[WHAT THE TASK REQUIRES]:
Sift the material for lines containing "Перечень", and return them.

[Saved data entries]:
+++
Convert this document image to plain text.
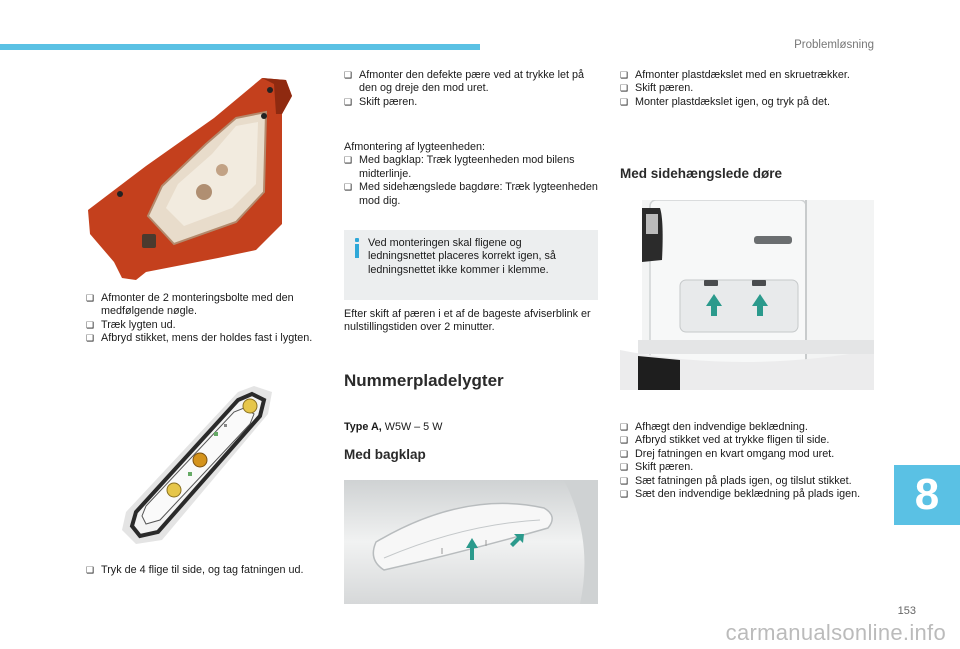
Problemløsning
❑ Afmonter de 2 monteringsbolte med den medfølgende nøgle.
❑ Træk lygten ud.
❑ Afbryd stikket, mens der holdes fast i lygten.
❑ Tryk de 4 flige til side, og tag fatningen ud.
❑ Afmonter den defekte pære ved at trykke let på den og dreje den mod uret.
❑ Skift pæren.
Afmontering af lygteenheden:
❑ Med bagklap: Træk lygteenheden mod bilens midterlinje.
❑ Med sidehængslede bagdøre: Træk lygteenheden mod dig.
Ved monteringen skal fligene og ledningsnettet placeres korrekt igen, så ledningsnettet ikke kommer i klemme.
Efter skift af pæren i et af de bageste afviserblink er nulstillingstiden over 2 minutter.
Nummerpladelygter
Type A, W5W – 5 W
Med bagklap
❑ Afmonter plastdækslet med en skruetrækker.
❑ Skift pæren.
❑ Monter plastdækslet igen, og tryk på det.
Med sidehængslede døre
❑ Afhægt den indvendige beklædning.
❑ Afbryd stikket ved at trykke fligen til side.
❑ Drej fatningen en kvart omgang mod uret.
❑ Skift pæren.
❑ Sæt fatningen på plads igen, og tilslut stikket.
❑ Sæt den indvendige beklædning på plads igen.	8
153
carmanualsonline.info
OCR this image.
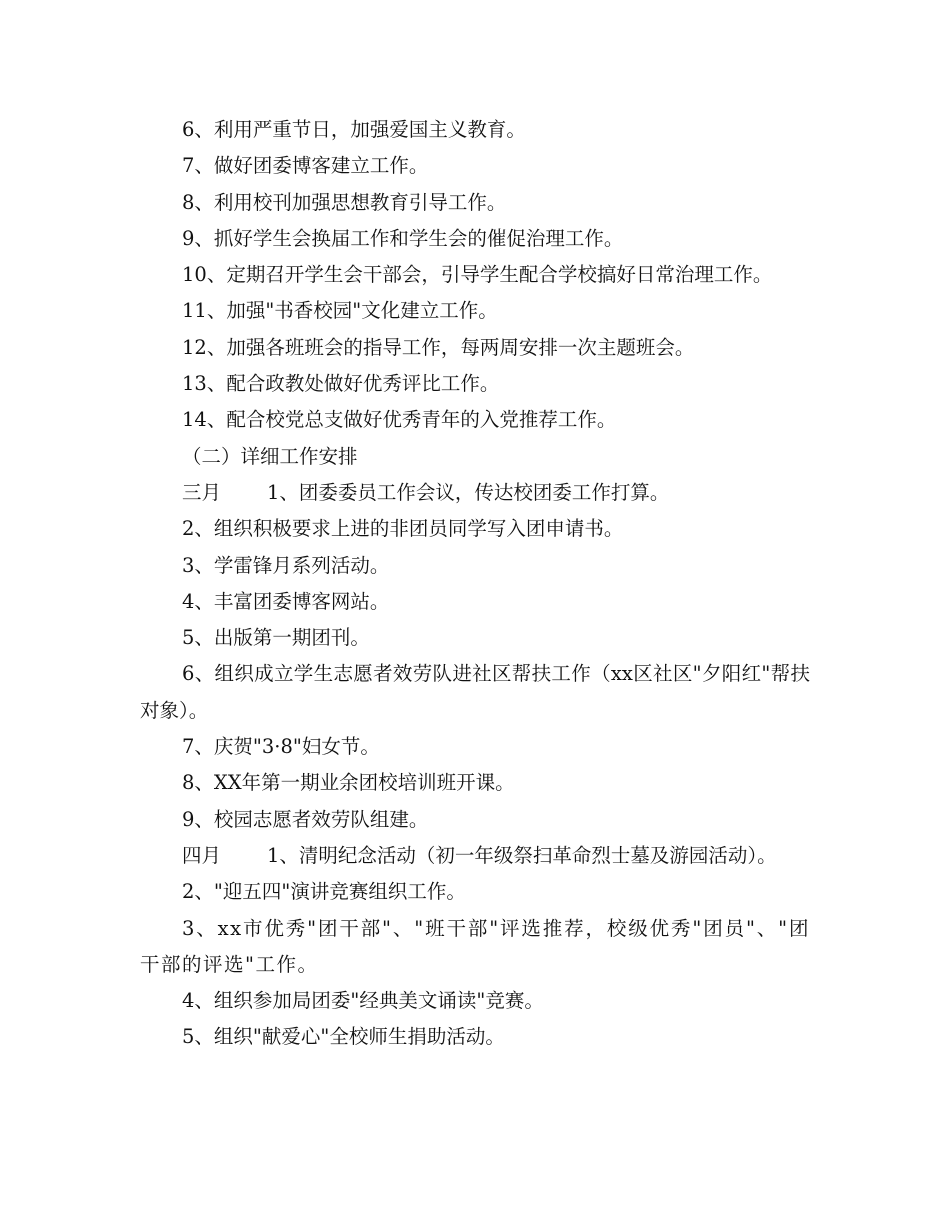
6、利用严重节日，加强爱国主义教育。

7、做好团委博客建立工作。

8、利用校刊加强思想教育引导工作。

9、抓好学生会换届工作和学生会的催促治理工作。

10、定期召开学生会干部会，引导学生配合学校搞好日常治理工作。

11、加强"书香校园"文化建立工作。

12、加强各班班会的指导工作，每两周安排一次主题班会。

13、配合政教处做好优秀评比工作。

14、配合校党总支做好优秀青年的入党推荐工作。

（二）详细工作安排

三月 1、团委委员工作会议，传达校团委工作打算。

2、组织积极要求上进的非团员同学写入团申请书。

3、学雷锋月系列活动。

4、丰富团委博客网站。

5、出版第一期团刊。

6、组织成立学生志愿者效劳队进社区帮扶工作（xx区社区"夕阳红"帮扶对象）。

7、庆贺"3·8"妇女节。

8、XX年第一期业余团校培训班开课。

9、校园志愿者效劳队组建。

四月 1、清明纪念活动（初一年级祭扫革命烈士墓及游园活动）。

2、"迎五四"演讲竞赛组织工作。

3、xx市优秀"团干部"、"班干部"评选推荐，校级优秀"团员"、"团干部的评选"工作。

4、组织参加局团委"经典美文诵读"竞赛。

5、组织"献爱心"全校师生捐助活动。
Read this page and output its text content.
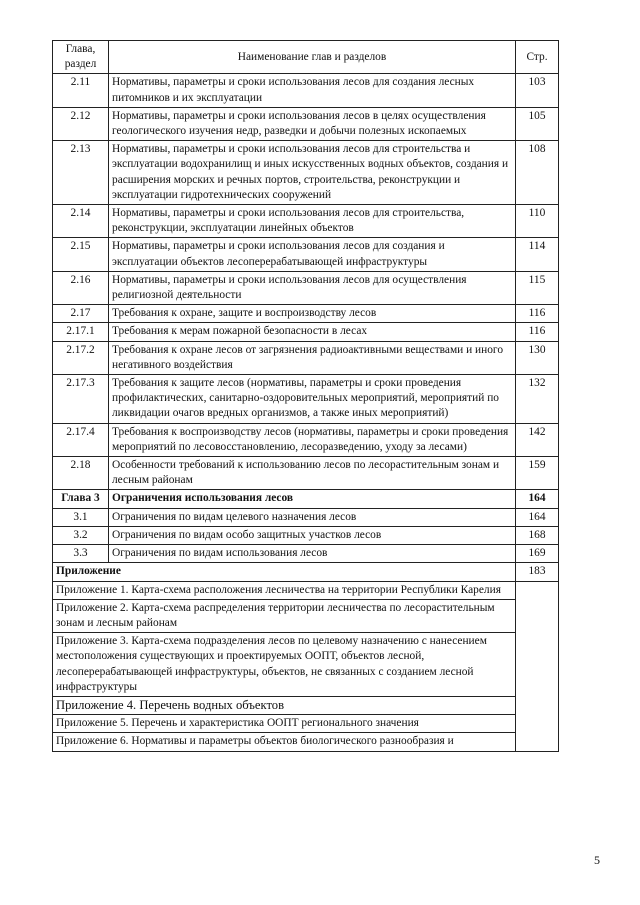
Глава, раздел	Наименование глав и разделов	Стр.
2.11	Нормативы, параметры и сроки использования лесов для создания лесных питомников и их эксплуатации	103
2.12	Нормативы, параметры и сроки использования лесов в целях осуществления геологического изучения недр, разведки и добычи полезных ископаемых	105
2.13	Нормативы, параметры и сроки использования лесов для строительства и эксплуатации водохранилищ и иных искусственных водных объектов, создания и расширения морских и речных портов, строительства, реконструкции и эксплуатации гидротехнических сооружений	108
2.14	Нормативы, параметры и сроки использования лесов для строительства, реконструкции, эксплуатации линейных объектов	110
2.15	Нормативы, параметры и сроки использования лесов для создания и эксплуатации объектов лесоперерабатывающей инфраструктуры	114
2.16	Нормативы, параметры и сроки использования лесов для осуществления религиозной деятельности	115
2.17	Требования к охране, защите и воспроизводству лесов	116
2.17.1	Требования к мерам пожарной безопасности в лесах	116
2.17.2	Требования к охране лесов от загрязнения радиоактивными веществами и иного негативного воздействия	130
2.17.3	Требования к защите лесов (нормативы, параметры и сроки проведения профилактических, санитарно-оздоровительных мероприятий, мероприятий по ликвидации очагов вредных организмов, а также иных мероприятий)	132
2.17.4	Требования к воспроизводству лесов (нормативы, параметры и сроки проведения мероприятий по лесовосстановлению, лесоразведению, уходу за лесами)	142
2.18	Особенности требований к использованию лесов по лесорастительным зонам и лесным районам	159
Глава 3	Ограничения использования лесов	164
3.1	Ограничения по видам целевого назначения лесов	164
3.2	Ограничения по видам особо защитных участков лесов	168
3.3	Ограничения по видам использования лесов	169
Приложение		183
Приложение 1. Карта-схема расположения лесничества на территории Республики Карелия		
Приложение 2. Карта-схема распределения территории лесничества по лесорастительным зонам и лесным районам		
Приложение 3. Карта-схема подразделения лесов по целевому назначению с нанесением местоположения существующих и проектируемых ООПТ, объектов лесной, лесоперерабатывающей инфраструктуры, объектов, не связанных с созданием лесной инфраструктуры		
Приложение 4. Перечень водных объектов		
Приложение 5. Перечень и характеристика ООПТ регионального значения		
Приложение 6. Нормативы и параметры объектов биологического разнообразия и		
5
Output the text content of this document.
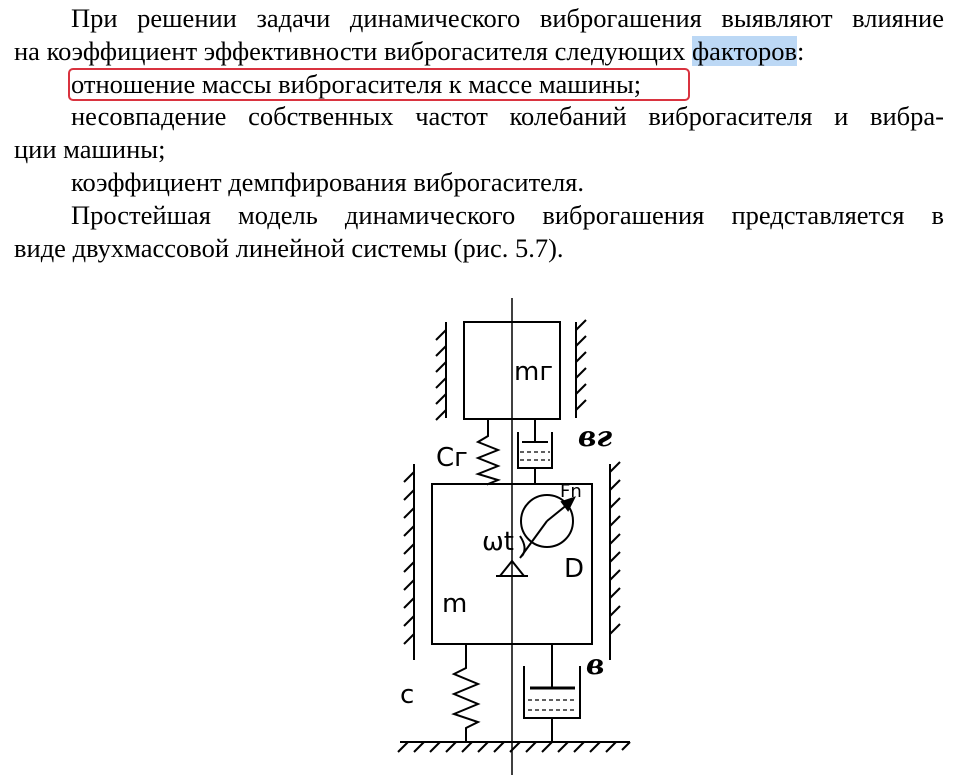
При решении задачи динамического виброгашения выявляют влияние
на коэффициент эффективности виброгасителя следующих факторов:
отношение массы виброгасителя к массе машины;
несовпадение собственных частот колебаний виброгасителя и вибра-
ции машины;
коэффициент демпфирования виброгасителя.
Простейшая модель динамического виброгашения представляется в
виде двухмассовой линейной системы (рис. 5.7).
mг
Cг
вг
Fn
ωt
D
m
c
в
+++
[ANSWER TO THIS TASK]:
Приложение 4. Перечень водных объектов		
Приложение 5. Перечень и характеристика ООПТ регионального значения		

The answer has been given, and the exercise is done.